> _PROBLEM TO WORK ON_: Only lines with the word "KEPERAWATAN" are needed; collect each of them from the listing below.

> _SUPPLIED DATA_:

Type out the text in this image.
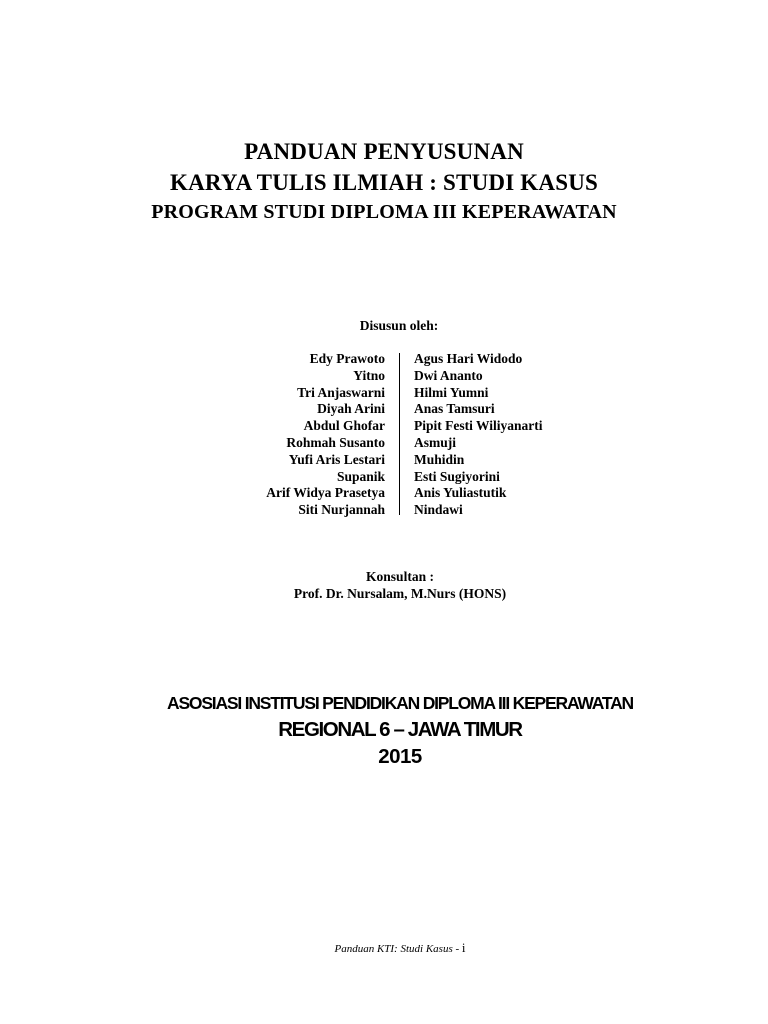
PANDUAN PENYUSUNAN
KARYA TULIS ILMIAH : STUDI KASUS
PROGRAM STUDI DIPLOMA III KEPERAWATAN
Disusun oleh:
Edy Prawoto Agus Hari Widodo
Yitno Dwi Ananto
Tri Anjaswarni Hilmi Yumni
Diyah Arini Anas Tamsuri
Abdul Ghofar Pipit Festi Wiliyanarti
Rohmah Susanto Asmuji
Yufi Aris Lestari Muhidin
Supanik Esti Sugiyorini
Arif Widya Prasetya Anis Yuliastutik
Siti Nurjannah Nindawi
Konsultan :
Prof. Dr. Nursalam, M.Nurs (HONS)
ASOSIASI INSTITUSI PENDIDIKAN DIPLOMA III KEPERAWATAN
REGIONAL 6 – JAWA TIMUR
2015
Panduan KTI: Studi Kasus - i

> _ANSWER FOR THE TASK_:
PROGRAM STUDI DIPLOMA III KEPERAWATAN
ASOSIASI INSTITUSI PENDIDIKAN DIPLOMA III KEPERAWATAN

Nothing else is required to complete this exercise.